• The request: Scan each line of the records for the word "你現在的產業" and extract the ones that have it.

— Begin Records for this task —

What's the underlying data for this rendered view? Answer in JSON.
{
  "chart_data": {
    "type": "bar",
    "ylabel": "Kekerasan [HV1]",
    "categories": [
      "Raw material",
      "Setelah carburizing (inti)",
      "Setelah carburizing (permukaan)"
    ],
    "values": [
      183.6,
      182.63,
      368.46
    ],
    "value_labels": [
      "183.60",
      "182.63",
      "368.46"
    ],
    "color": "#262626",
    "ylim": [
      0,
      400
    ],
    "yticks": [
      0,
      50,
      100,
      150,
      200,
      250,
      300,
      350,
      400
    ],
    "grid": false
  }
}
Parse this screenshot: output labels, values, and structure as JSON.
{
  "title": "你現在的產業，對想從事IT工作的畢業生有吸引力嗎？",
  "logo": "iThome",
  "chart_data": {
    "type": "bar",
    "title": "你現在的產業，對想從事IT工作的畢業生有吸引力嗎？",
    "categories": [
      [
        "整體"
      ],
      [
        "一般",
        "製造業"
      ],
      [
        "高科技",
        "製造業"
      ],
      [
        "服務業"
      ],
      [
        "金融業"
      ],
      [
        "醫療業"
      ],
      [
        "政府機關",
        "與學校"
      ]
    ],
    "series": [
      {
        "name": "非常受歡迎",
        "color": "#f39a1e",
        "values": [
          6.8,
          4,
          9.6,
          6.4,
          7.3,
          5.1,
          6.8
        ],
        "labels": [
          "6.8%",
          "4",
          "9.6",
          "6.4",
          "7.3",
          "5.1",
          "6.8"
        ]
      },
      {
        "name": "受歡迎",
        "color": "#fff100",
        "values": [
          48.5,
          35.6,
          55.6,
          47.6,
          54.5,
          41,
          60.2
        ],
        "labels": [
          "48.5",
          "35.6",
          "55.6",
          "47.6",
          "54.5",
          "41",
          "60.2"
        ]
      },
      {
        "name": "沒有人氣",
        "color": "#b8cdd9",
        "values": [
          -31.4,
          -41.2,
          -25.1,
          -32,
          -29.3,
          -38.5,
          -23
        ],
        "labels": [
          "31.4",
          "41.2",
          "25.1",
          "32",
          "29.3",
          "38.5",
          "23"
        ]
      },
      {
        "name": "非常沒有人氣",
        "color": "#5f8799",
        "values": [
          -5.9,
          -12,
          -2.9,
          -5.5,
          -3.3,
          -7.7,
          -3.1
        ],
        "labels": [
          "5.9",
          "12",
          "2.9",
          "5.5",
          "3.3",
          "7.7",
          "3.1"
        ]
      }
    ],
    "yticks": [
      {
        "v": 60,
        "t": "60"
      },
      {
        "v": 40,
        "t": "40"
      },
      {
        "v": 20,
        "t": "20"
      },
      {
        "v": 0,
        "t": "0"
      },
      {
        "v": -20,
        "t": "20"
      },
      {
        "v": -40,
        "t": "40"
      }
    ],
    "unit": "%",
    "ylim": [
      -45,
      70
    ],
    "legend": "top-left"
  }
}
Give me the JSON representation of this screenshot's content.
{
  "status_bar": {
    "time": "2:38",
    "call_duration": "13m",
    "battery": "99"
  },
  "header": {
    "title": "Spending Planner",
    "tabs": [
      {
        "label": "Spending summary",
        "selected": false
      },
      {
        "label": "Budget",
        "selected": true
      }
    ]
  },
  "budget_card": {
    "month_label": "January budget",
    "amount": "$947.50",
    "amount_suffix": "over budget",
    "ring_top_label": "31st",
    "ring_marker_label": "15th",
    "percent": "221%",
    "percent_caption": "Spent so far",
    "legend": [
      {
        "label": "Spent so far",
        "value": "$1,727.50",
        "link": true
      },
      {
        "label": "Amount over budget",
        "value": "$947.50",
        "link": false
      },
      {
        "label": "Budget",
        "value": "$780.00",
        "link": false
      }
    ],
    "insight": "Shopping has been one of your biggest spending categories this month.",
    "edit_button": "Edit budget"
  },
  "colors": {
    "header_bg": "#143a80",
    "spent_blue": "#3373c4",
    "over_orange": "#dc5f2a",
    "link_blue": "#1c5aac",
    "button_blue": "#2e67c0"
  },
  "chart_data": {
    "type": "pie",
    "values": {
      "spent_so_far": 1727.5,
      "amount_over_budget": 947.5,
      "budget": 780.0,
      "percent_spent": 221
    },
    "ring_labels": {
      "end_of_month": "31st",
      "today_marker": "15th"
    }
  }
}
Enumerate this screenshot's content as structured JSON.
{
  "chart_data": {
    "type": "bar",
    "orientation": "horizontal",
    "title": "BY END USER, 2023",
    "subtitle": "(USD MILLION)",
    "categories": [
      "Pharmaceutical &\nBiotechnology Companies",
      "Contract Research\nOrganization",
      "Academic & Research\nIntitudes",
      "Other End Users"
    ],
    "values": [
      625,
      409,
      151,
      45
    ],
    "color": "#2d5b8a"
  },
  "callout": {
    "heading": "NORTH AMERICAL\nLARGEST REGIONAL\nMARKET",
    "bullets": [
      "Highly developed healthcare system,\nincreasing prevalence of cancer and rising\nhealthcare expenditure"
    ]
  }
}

— End Records for this task —

• Final result:
  "title": "你現在的產業，對想從事IT工作的畢業生有吸引力嗎？",
    "title": "你現在的產業，對想從事IT工作的畢業生有吸引力嗎？",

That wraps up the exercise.